## Prompt
Reproduce the entries in full, with no changes.

* Start Dataset records *

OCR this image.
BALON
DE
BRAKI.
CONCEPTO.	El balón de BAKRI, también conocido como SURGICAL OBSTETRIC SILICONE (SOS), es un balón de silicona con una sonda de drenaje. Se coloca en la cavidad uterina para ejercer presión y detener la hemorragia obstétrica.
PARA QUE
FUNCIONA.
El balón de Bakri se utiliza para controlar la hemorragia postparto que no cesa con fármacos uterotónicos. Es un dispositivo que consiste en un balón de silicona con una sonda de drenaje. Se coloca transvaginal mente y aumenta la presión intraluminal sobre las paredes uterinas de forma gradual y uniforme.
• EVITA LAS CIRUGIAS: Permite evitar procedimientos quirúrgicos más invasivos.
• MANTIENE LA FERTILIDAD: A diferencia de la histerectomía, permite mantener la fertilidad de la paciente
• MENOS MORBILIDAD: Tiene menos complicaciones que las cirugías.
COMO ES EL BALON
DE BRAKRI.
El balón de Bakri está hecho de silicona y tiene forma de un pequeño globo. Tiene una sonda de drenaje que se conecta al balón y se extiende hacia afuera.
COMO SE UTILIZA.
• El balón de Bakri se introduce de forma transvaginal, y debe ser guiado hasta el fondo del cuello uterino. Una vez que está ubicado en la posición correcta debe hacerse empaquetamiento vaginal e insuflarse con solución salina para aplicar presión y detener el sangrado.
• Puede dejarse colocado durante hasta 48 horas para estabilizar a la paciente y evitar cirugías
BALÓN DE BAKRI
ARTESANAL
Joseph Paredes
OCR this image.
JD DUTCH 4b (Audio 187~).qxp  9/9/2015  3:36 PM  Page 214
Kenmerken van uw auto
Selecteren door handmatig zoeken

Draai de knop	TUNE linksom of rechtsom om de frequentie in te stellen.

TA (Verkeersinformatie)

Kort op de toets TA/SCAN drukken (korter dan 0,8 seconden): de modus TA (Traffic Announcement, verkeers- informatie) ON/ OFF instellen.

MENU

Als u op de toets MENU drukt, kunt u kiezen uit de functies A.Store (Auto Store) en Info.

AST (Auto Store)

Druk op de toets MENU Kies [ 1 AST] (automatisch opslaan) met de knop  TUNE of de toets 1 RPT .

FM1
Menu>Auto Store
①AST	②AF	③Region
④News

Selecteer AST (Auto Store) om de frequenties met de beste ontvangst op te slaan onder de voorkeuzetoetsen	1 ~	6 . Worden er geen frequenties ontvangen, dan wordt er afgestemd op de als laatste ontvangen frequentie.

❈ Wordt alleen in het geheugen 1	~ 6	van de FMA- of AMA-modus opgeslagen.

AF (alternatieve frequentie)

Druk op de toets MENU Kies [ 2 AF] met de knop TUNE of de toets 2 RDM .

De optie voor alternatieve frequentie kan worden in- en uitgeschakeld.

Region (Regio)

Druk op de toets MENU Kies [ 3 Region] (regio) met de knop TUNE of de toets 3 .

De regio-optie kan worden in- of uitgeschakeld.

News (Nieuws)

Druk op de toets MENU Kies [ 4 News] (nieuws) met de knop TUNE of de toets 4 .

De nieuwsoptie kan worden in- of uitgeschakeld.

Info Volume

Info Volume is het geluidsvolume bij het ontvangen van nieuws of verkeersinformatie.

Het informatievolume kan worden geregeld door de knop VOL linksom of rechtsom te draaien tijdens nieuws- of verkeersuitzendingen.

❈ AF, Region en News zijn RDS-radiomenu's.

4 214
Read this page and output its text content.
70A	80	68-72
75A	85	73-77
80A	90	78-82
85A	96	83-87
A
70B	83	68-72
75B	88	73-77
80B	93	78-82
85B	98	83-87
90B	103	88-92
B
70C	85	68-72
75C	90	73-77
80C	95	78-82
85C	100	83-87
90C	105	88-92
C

* End Dataset records *

## Solution to this task
OCR this image.
BALON
DE
BRAKI.
CONCEPTO.	El balón de BAKRI, también conocido como SURGICAL OBSTETRIC SILICONE (SOS), es un balón de silicona con una sonda de drenaje. Se coloca en la cavidad uterina para ejercer presión y detener la hemorragia obstétrica.
PARA QUE
FUNCIONA.
El balón de Bakri se utiliza para controlar la hemorragia postparto que no cesa con fármacos uterotónicos. Es un dispositivo que consiste en un balón de silicona con una sonda de drenaje. Se coloca transvaginal mente y aumenta la presión intraluminal sobre las paredes uterinas de forma gradual y uniforme.
• EVITA LAS CIRUGIAS: Permite evitar procedimientos quirúrgicos más invasivos.
• MANTIENE LA FERTILIDAD: A diferencia de la histerectomía, permite mantener la fertilidad de la paciente
• MENOS MORBILIDAD: Tiene menos complicaciones que las cirugías.
COMO ES EL BALON
DE BRAKRI.
El balón de Bakri está hecho de silicona y tiene forma de un pequeño globo. Tiene una sonda de drenaje que se conecta al balón y se extiende hacia afuera.
COMO SE UTILIZA.
• El balón de Bakri se introduce de forma transvaginal, y debe ser guiado hasta el fondo del cuello uterino. Una vez que está ubicado en la posición correcta debe hacerse empaquetamiento vaginal e insuflarse con solución salina para aplicar presión y detener el sangrado.
• Puede dejarse colocado durante hasta 48 horas para estabilizar a la paciente y evitar cirugías
BALÓN DE BAKRI
ARTESANAL
Joseph Paredes
OCR this image.
JD DUTCH 4b (Audio 187~).qxp  9/9/2015  3:36 PM  Page 214
Kenmerken van uw auto
Selecteren door handmatig zoeken

Draai de knop	TUNE linksom of rechtsom om de frequentie in te stellen.

TA (Verkeersinformatie)

Kort op de toets TA/SCAN drukken (korter dan 0,8 seconden): de modus TA (Traffic Announcement, verkeers- informatie) ON/ OFF instellen.

MENU

Als u op de toets MENU drukt, kunt u kiezen uit de functies A.Store (Auto Store) en Info.

AST (Auto Store)

Druk op de toets MENU Kies [ 1 AST] (automatisch opslaan) met de knop  TUNE of de toets 1 RPT .

FM1
Menu>Auto Store
①AST	②AF	③Region
④News

Selecteer AST (Auto Store) om de frequenties met de beste ontvangst op te slaan onder de voorkeuzetoetsen	1 ~	6 . Worden er geen frequenties ontvangen, dan wordt er afgestemd op de als laatste ontvangen frequentie.

❈ Wordt alleen in het geheugen 1	~ 6	van de FMA- of AMA-modus opgeslagen.

AF (alternatieve frequentie)

Druk op de toets MENU Kies [ 2 AF] met de knop TUNE of de toets 2 RDM .

De optie voor alternatieve frequentie kan worden in- en uitgeschakeld.

Region (Regio)

Druk op de toets MENU Kies [ 3 Region] (regio) met de knop TUNE of de toets 3 .

De regio-optie kan worden in- of uitgeschakeld.

News (Nieuws)

Druk op de toets MENU Kies [ 4 News] (nieuws) met de knop TUNE of de toets 4 .

De nieuwsoptie kan worden in- of uitgeschakeld.

Info Volume

Info Volume is het geluidsvolume bij het ontvangen van nieuws of verkeersinformatie.

Het informatievolume kan worden geregeld door de knop VOL linksom of rechtsom te draaien tijdens nieuws- of verkeersuitzendingen.

❈ AF, Region en News zijn RDS-radiomenu's.

4 214
Read this page and output its text content.
70A	80	68-72
75A	85	73-77
80A	90	78-82
85A	96	83-87
A
70B	83	68-72
75B	88	73-77
80B	93	78-82
85B	98	83-87
90B	103	88-92
B
70C	85	68-72
75C	90	73-77
80C	95	78-82
85C	100	83-87
90C	105	88-92
C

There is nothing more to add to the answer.